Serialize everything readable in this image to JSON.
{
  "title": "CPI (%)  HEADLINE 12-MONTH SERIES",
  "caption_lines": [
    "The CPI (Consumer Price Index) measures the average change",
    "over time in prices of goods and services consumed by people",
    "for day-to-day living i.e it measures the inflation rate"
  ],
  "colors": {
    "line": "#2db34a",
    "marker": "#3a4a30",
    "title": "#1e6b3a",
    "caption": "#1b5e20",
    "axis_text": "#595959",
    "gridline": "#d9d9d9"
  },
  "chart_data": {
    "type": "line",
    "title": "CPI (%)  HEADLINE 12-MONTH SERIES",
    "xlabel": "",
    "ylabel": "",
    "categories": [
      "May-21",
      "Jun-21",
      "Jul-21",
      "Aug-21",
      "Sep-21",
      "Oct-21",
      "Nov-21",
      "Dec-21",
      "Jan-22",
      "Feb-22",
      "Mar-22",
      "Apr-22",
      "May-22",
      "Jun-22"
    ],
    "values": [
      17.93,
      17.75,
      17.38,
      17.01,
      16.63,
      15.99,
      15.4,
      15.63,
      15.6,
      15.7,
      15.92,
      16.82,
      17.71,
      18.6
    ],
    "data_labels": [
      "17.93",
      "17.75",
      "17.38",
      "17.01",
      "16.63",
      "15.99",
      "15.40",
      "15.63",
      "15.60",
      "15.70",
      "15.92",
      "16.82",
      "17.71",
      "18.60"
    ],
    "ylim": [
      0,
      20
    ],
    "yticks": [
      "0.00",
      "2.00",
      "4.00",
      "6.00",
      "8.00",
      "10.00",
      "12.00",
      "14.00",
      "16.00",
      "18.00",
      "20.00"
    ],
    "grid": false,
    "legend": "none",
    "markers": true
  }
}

+---+

## Aim:
Extract all the material, leaving every line as it is.

## Response below:
Serialize everything readable in this image to JSON.
{
  "title": "CPI (%)  HEADLINE 12-MONTH SERIES",
  "caption_lines": [
    "The CPI (Consumer Price Index) measures the average change",
    "over time in prices of goods and services consumed by people",
    "for day-to-day living i.e it measures the inflation rate"
  ],
  "colors": {
    "line": "#2db34a",
    "marker": "#3a4a30",
    "title": "#1e6b3a",
    "caption": "#1b5e20",
    "axis_text": "#595959",
    "gridline": "#d9d9d9"
  },
  "chart_data": {
    "type": "line",
    "title": "CPI (%)  HEADLINE 12-MONTH SERIES",
    "xlabel": "",
    "ylabel": "",
    "categories": [
      "May-21",
      "Jun-21",
      "Jul-21",
      "Aug-21",
      "Sep-21",
      "Oct-21",
      "Nov-21",
      "Dec-21",
      "Jan-22",
      "Feb-22",
      "Mar-22",
      "Apr-22",
      "May-22",
      "Jun-22"
    ],
    "values": [
      17.93,
      17.75,
      17.38,
      17.01,
      16.63,
      15.99,
      15.4,
      15.63,
      15.6,
      15.7,
      15.92,
      16.82,
      17.71,
      18.6
    ],
    "data_labels": [
      "17.93",
      "17.75",
      "17.38",
      "17.01",
      "16.63",
      "15.99",
      "15.40",
      "15.63",
      "15.60",
      "15.70",
      "15.92",
      "16.82",
      "17.71",
      "18.60"
    ],
    "ylim": [
      0,
      20
    ],
    "yticks": [
      "0.00",
      "2.00",
      "4.00",
      "6.00",
      "8.00",
      "10.00",
      "12.00",
      "14.00",
      "16.00",
      "18.00",
      "20.00"
    ],
    "grid": false,
    "legend": "none",
    "markers": true
  }
}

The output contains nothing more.